(Records from a collection)
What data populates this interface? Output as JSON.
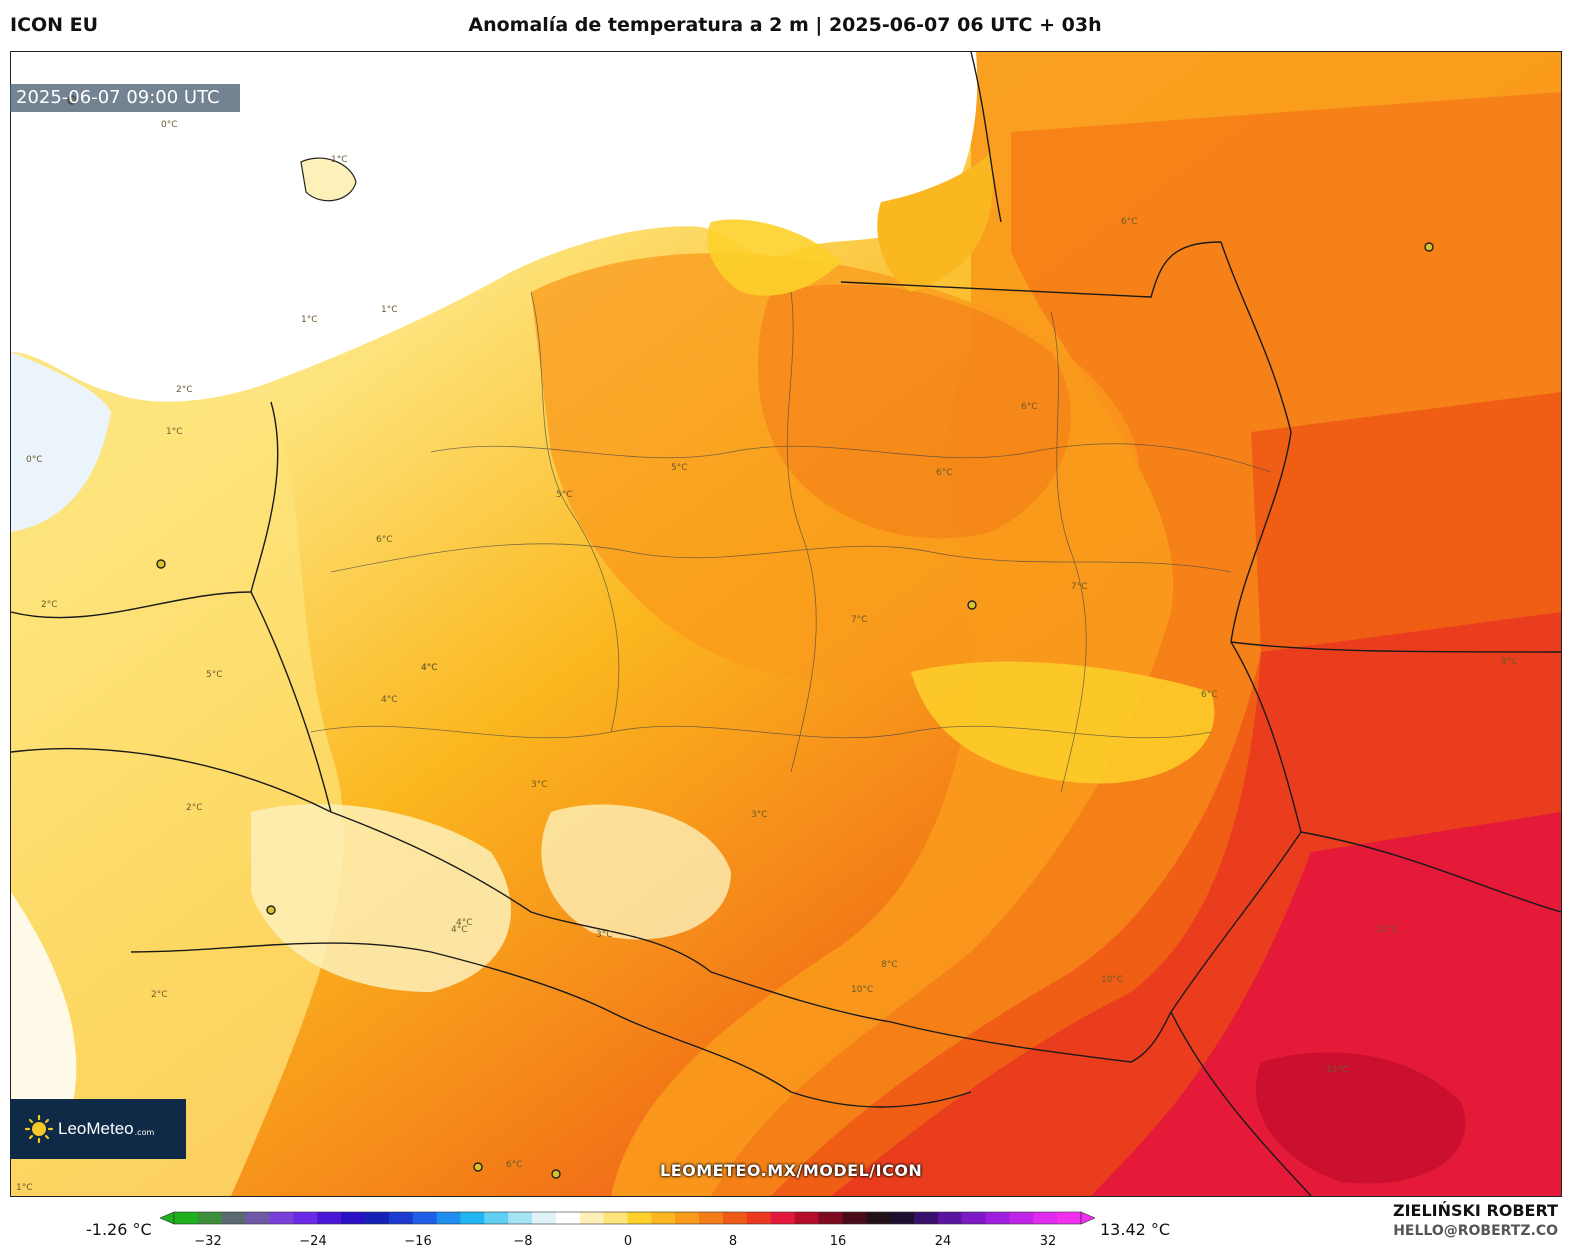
{
  "header": {
    "model": "ICON EU",
    "title": "Anomalía de temperatura a 2 m | 2025-06-07 06 UTC + 03h"
  },
  "map": {
    "valid_time": "2025-06-07 09:00 UTC",
    "watermark_url": "LEOMETEO.MX/MODEL/ICON",
    "isoline_labels": [
      "0°C",
      "1°C",
      "1°C",
      "2°C",
      "1°C",
      "0°C",
      "1°C",
      "2°C",
      "3°C",
      "4°C",
      "5°C",
      "5°C",
      "6°C",
      "6°C",
      "6°C",
      "7°C",
      "7°C",
      "6°C",
      "5°C",
      "4°C",
      "4°C",
      "2°C",
      "3°C",
      "2°C",
      "3°C",
      "4°C",
      "8°C",
      "10°C",
      "10°C",
      "11°C",
      "12°C",
      "9°C",
      "6°C",
      "6°C",
      "4°C",
      "1°C"
    ],
    "colors": {
      "ocean": "#ffffff",
      "light_anomaly": "#fdf0b8",
      "anomaly_2": "#fde37a",
      "anomaly_4": "#fdd02a",
      "anomaly_5": "#fbb71f",
      "anomaly_6": "#f99a1c",
      "anomaly_7": "#f47d18",
      "anomaly_8": "#ef5a16",
      "anomaly_10": "#e93a1f",
      "anomaly_12": "#e4183a",
      "anomaly_13": "#c80f2f"
    }
  },
  "logo": {
    "name": "LeoMeteo",
    "domain": ".com"
  },
  "colorbar": {
    "min_label": "-1.26 °C",
    "max_label": "13.42 °C",
    "ticks": [
      "−32",
      "−24",
      "−16",
      "−8",
      "0",
      "8",
      "16",
      "24",
      "32"
    ],
    "colors": [
      "#1fb01f",
      "#3d8e3a",
      "#5b6a70",
      "#6f59a7",
      "#7b3fd9",
      "#6a2ae6",
      "#4a17d8",
      "#2a10c4",
      "#1520b4",
      "#1a3ad0",
      "#1f5ee6",
      "#1f8ef0",
      "#21b6f2",
      "#5fd0f2",
      "#a6e4f3",
      "#dff2f7",
      "#ffffff",
      "#fdf0b8",
      "#fde37a",
      "#fdd02a",
      "#fbb71f",
      "#f99a1c",
      "#f47d18",
      "#ef5a16",
      "#e93a1f",
      "#e4183a",
      "#b50d28",
      "#7e0a1f",
      "#4b0a1a",
      "#231016",
      "#1b0e2e",
      "#3a0f6b",
      "#5b14a0",
      "#7c18c6",
      "#a01ee0",
      "#c024e8",
      "#e02aee",
      "#f22ff0"
    ]
  },
  "author": {
    "name": "ZIELIŃSKI ROBERT",
    "email": "HELLO@ROBERTZ.CO"
  }
}
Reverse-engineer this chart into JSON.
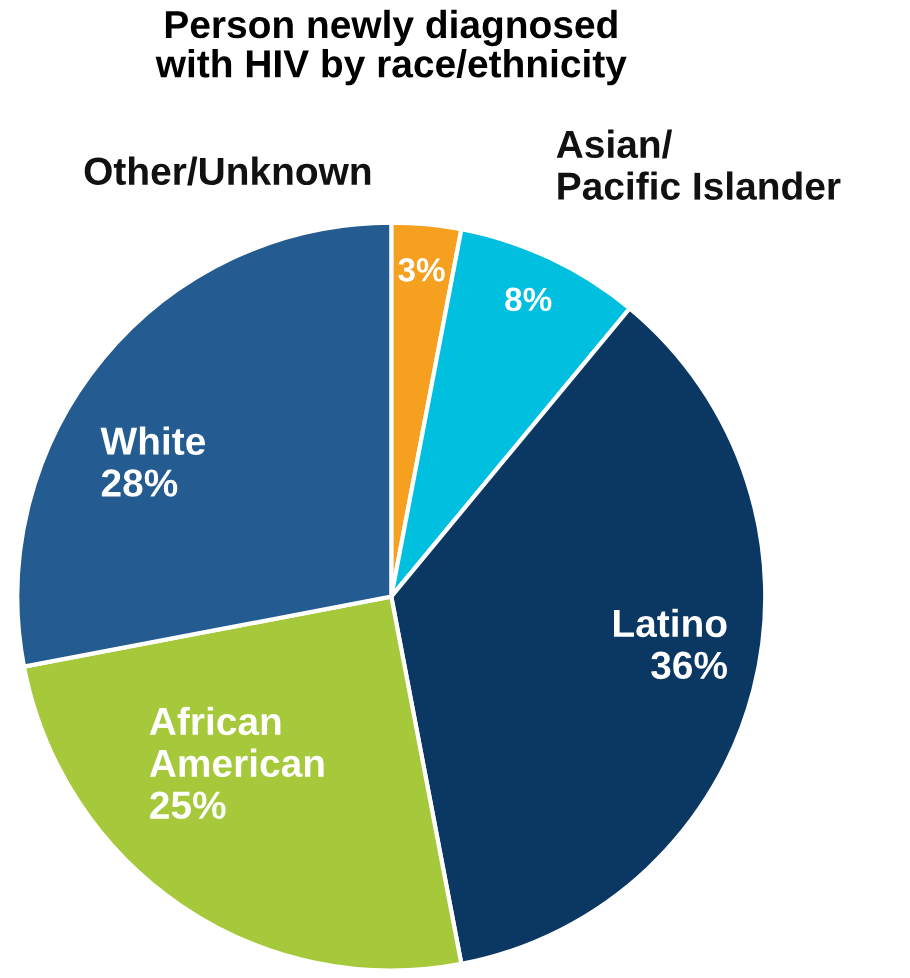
{
  "chart_data": {
    "type": "pie",
    "title": "Person newly diagnosed\nwith HIV by race/ethnicity",
    "categories": [
      "Other/Unknown",
      "Asian/\nPacific Islander",
      "Latino",
      "African\nAmerican",
      "White"
    ],
    "values": [
      3,
      8,
      36,
      25,
      28
    ],
    "colors": [
      "#f5a01f",
      "#00bfdf",
      "#0b3863",
      "#a5c93a",
      "#245c91"
    ],
    "value_labels": [
      "3%",
      "8%",
      "36%",
      "25%",
      "28%"
    ],
    "legend": false
  }
}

### What you will do
Go through the material above and count the lines that contain "this"; answer with the number alone.

### Problem solution
2